I never asked the ISP support staff directly about installing a UTF-8 patch to Pine, but I rather doubt that they would do so with the "global" provided copy of Pine, as that would affect everybody. However, I have had some good results with this: I set the LANG variable in my shell (tcsh) to 'en_US.UTF-8' and and the LC_TYPE variable to the same value. Telling Pine, in its configuration file (.pinerc), that the character set encoding is UTF-8 and setting A.T. to UTF-8 now allows me to see UTF-8 characters to the extent of the glyphs provided in the font I am using (COURIER EXT in 10 point).

Unfortunately, this font does not cover all possible permutations of Unicode, and such a font would be horrendously huge, I suppose. However, if anyone knows of a decent-looking monospaced TrueType font that has a lot of the Unicode glyphs, I would be interested.

-----

-- INSTRUCTIONS FOR THE TASK --
Continue the post on getting Pine to display UTF-8 characters, starting after its final sentence.

Visual layout records:
-----

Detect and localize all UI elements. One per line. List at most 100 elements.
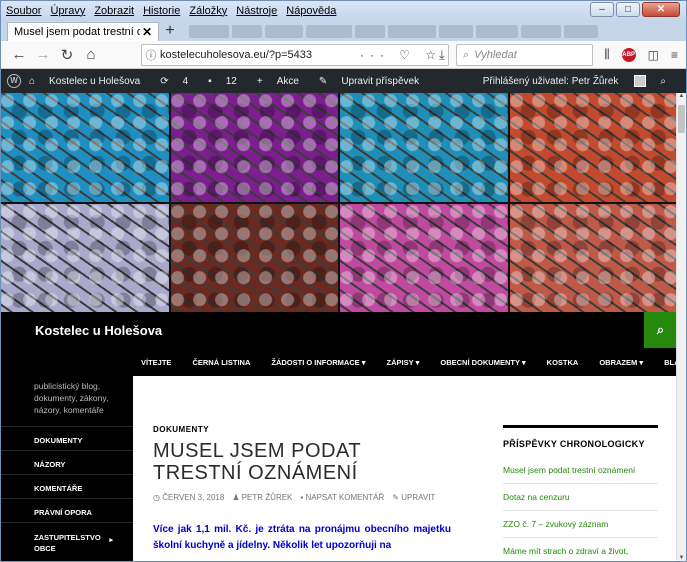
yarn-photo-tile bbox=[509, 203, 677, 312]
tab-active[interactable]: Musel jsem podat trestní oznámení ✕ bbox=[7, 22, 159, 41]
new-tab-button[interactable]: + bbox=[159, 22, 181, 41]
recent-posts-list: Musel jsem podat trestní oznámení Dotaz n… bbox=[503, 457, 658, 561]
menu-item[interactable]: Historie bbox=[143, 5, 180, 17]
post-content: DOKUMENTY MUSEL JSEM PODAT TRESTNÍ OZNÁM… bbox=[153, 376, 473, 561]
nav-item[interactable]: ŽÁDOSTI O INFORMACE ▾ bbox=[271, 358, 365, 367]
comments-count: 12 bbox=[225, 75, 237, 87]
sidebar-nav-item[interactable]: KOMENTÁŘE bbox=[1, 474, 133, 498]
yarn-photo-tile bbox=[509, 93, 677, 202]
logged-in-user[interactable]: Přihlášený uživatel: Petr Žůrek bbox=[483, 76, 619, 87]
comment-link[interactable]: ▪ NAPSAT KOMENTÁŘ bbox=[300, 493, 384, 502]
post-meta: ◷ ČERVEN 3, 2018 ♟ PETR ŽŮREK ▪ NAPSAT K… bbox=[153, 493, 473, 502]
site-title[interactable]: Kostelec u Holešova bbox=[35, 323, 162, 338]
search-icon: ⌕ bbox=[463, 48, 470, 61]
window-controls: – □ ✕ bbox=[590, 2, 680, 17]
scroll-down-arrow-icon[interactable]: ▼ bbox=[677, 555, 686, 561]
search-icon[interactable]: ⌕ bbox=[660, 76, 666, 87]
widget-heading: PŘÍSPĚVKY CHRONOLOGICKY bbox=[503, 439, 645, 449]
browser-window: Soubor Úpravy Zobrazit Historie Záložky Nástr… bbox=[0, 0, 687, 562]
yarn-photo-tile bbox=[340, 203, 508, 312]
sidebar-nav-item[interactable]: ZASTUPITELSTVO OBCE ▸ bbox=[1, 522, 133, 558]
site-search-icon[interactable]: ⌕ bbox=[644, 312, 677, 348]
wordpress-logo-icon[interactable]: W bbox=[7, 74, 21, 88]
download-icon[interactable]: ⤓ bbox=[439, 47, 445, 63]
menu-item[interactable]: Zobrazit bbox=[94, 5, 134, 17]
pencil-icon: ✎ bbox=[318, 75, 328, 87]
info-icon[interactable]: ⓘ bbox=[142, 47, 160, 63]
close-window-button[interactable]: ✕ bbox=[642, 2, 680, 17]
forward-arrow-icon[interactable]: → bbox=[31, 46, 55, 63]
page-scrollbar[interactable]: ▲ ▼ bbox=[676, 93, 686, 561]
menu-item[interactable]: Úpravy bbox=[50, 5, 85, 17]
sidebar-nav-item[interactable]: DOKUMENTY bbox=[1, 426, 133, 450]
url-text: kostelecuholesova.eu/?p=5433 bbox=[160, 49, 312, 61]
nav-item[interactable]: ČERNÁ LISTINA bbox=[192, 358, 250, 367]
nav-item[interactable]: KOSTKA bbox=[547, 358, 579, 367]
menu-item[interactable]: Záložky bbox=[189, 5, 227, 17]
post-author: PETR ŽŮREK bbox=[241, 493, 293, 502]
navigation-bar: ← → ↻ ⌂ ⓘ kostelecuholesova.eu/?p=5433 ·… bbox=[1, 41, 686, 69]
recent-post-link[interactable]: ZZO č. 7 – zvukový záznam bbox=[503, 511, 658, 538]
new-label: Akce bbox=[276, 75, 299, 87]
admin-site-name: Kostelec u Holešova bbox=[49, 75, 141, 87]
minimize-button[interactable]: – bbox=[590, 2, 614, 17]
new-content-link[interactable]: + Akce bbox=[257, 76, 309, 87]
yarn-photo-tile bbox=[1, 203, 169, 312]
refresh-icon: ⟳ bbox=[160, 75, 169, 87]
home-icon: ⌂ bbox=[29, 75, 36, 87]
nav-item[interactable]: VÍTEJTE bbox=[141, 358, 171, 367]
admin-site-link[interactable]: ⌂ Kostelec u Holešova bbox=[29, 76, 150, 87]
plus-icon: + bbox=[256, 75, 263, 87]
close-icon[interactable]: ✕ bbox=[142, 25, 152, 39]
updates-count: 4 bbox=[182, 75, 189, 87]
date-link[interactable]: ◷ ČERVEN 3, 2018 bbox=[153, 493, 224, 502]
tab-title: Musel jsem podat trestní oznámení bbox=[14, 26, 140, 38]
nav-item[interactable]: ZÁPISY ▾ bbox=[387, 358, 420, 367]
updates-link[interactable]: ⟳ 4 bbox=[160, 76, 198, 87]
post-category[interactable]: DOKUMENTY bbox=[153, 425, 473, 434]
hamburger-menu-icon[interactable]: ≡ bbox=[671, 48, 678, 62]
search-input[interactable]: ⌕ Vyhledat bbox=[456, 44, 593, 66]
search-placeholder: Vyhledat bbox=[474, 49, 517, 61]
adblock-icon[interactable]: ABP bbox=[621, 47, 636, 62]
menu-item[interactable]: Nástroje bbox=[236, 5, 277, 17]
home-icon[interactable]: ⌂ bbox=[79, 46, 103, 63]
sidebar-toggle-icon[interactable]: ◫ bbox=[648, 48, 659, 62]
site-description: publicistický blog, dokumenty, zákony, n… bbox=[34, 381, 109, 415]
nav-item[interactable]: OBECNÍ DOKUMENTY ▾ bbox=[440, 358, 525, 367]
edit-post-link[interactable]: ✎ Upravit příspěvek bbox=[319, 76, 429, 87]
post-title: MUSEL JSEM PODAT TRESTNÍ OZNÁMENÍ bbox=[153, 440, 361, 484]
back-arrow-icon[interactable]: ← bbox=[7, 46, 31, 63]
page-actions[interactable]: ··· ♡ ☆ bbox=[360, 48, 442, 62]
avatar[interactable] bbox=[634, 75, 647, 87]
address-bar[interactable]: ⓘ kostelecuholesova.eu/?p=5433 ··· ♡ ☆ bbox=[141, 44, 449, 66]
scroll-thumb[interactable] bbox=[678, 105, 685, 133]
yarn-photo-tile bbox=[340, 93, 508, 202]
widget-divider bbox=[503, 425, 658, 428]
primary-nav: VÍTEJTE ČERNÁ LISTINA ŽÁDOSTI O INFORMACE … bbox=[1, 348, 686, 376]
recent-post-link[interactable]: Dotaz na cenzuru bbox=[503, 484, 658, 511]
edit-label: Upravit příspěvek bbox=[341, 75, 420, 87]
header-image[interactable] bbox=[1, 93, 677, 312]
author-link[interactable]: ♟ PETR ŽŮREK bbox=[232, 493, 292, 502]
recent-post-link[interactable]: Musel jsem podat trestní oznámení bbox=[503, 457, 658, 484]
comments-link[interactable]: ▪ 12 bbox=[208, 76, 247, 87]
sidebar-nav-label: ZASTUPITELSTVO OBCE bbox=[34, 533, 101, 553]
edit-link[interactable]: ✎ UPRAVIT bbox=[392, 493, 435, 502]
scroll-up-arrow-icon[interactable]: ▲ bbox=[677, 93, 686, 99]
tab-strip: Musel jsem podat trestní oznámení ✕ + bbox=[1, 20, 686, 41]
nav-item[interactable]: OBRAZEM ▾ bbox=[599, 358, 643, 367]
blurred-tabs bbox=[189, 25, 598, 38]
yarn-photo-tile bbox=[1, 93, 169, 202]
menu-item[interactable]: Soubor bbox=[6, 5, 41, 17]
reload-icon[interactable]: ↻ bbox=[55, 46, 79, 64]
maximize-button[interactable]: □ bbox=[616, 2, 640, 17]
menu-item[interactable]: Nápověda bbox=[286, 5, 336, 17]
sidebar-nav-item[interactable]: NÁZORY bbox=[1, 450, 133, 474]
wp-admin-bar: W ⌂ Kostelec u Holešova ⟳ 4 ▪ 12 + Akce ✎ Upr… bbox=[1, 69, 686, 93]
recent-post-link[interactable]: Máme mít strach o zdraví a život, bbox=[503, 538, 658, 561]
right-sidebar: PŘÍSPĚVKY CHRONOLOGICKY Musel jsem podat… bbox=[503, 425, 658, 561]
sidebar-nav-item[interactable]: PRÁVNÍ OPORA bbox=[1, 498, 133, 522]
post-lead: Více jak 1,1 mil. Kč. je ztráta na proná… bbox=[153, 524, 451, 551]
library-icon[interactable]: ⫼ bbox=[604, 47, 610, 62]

-----

-- RESULT OF THIS EXERCISE --
The shortcoming in all of this, as Brian pointed out, is that I need a combination of several settings at once: the A.T. setting and the Pine setting, at a minimum. In the course of time I see posts in ISO-8859-1, ISO-8859-2, UTF-8 (now), Windows 1252, and US-ASCII, sometimes all in a single session! In some instances I can just change the encoding in A.T. and get by, but it is admittedly something of a hassle. (For example, when I myself compose messages, I never use UTF-8, but I may use ISO-8859-1, in which case I need Pine set accordingly so it will put out the correct header.) Then again, Pine is not the most flexible mail and news agent on the block, but in my particular circumstance, it suits me well, which is why I started this thread in the first place.